» Material shown
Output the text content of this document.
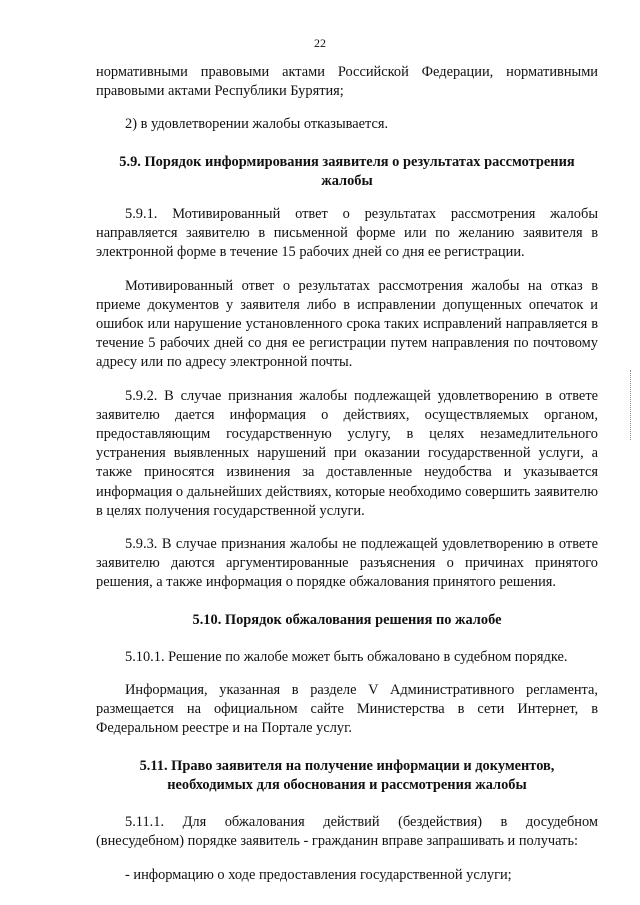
22

нормативными правовыми актами Российской Федерации, нормативными правовыми актами Республики Бурятия;

2) в удовлетворении жалобы отказывается.

5.9. Порядок информирования заявителя о результатах рассмотрения жалобы

5.9.1. Мотивированный ответ о результатах рассмотрения жалобы направляется заявителю в письменной форме или по желанию заявителя в электронной форме в течение 15 рабочих дней со дня ее регистрации.

Мотивированный ответ о результатах рассмотрения жалобы на отказ в приеме документов у заявителя либо в исправлении допущенных опечаток и ошибок или нарушение установленного срока таких исправлений направляется в течение 5 рабочих дней со дня ее регистрации путем направления по почтовому адресу или по адресу электронной почты.

5.9.2. В случае признания жалобы подлежащей удовлетворению в ответе заявителю дается информация о действиях, осуществляемых органом, предоставляющим государственную услугу, в целях незамедлительного устранения выявленных нарушений при оказании государственной услуги, а также приносятся извинения за доставленные неудобства и указывается информация о дальнейших действиях, которые необходимо совершить заявителю в целях получения государственной услуги.

5.9.3. В случае признания жалобы не подлежащей удовлетворению в ответе заявителю даются аргументированные разъяснения о причинах принятого решения, а также информация о порядке обжалования принятого решения.

5.10. Порядок обжалования решения по жалобе

5.10.1. Решение по жалобе может быть обжаловано в судебном порядке.

Информация, указанная в разделе V Административного регламента, размещается на официальном сайте Министерства в сети Интернет, в Федеральном реестре и на Портале услуг.

5.11. Право заявителя на получение информации и документов, необходимых для обоснования и рассмотрения жалобы

5.11.1. Для обжалования действий (бездействия) в досудебном (внесудебном) порядке заявитель - гражданин вправе запрашивать и получать:

- информацию о ходе предоставления государственной услуги;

» Written problem
In your copy, leave out the pictures and reproduce the material above exactly.

» Response to this exercise
Output the text content of this document.
22

нормативными правовыми актами Российской Федерации, нормативными правовыми актами Республики Бурятия;

2) в удовлетворении жалобы отказывается.

5.9. Порядок информирования заявителя о результатах рассмотрения жалобы

5.9.1. Мотивированный ответ о результатах рассмотрения жалобы направляется заявителю в письменной форме или по желанию заявителя в электронной форме в течение 15 рабочих дней со дня ее регистрации.

Мотивированный ответ о результатах рассмотрения жалобы на отказ в приеме документов у заявителя либо в исправлении допущенных опечаток и ошибок или нарушение установленного срока таких исправлений направляется в течение 5 рабочих дней со дня ее регистрации путем направления по почтовому адресу или по адресу электронной почты.

5.9.2. В случае признания жалобы подлежащей удовлетворению в ответе заявителю дается информация о действиях, осуществляемых органом, предоставляющим государственную услугу, в целях незамедлительного устранения выявленных нарушений при оказании государственной услуги, а также приносятся извинения за доставленные неудобства и указывается информация о дальнейших действиях, которые необходимо совершить заявителю в целях получения государственной услуги.

5.9.3. В случае признания жалобы не подлежащей удовлетворению в ответе заявителю даются аргументированные разъяснения о причинах принятого решения, а также информация о порядке обжалования принятого решения.

5.10. Порядок обжалования решения по жалобе

5.10.1. Решение по жалобе может быть обжаловано в судебном порядке.

Информация, указанная в разделе V Административного регламента, размещается на официальном сайте Министерства в сети Интернет, в Федеральном реестре и на Портале услуг.

5.11. Право заявителя на получение информации и документов, необходимых для обоснования и рассмотрения жалобы

5.11.1. Для обжалования действий (бездействия) в досудебном (внесудебном) порядке заявитель - гражданин вправе запрашивать и получать:

- информацию о ходе предоставления государственной услуги;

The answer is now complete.